**Instructions for the task:**
Print, exactly and completely, every entry in the data.

**Stored records:**
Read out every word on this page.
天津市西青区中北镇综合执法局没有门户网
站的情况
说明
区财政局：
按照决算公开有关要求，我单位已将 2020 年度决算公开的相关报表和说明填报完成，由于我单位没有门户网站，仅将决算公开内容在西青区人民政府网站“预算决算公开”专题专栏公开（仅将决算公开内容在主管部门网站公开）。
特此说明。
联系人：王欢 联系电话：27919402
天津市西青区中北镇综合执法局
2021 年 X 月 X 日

**Solution for this task:**
Read out every word on this page.
天津市西青区中北镇综合执法局没有门户网
站的情况
说明
区财政局：
按照决算公开有关要求，我单位已将 2020 年度决算公开的相关报表和说明填报完成，由于我单位没有门户网站，仅将决算公开内容在西青区人民政府网站“预算决算公开”专题专栏公开（仅将决算公开内容在主管部门网站公开）。
特此说明。
联系人：王欢 联系电话：27919402
天津市西青区中北镇综合执法局
2021 年 X 月 X 日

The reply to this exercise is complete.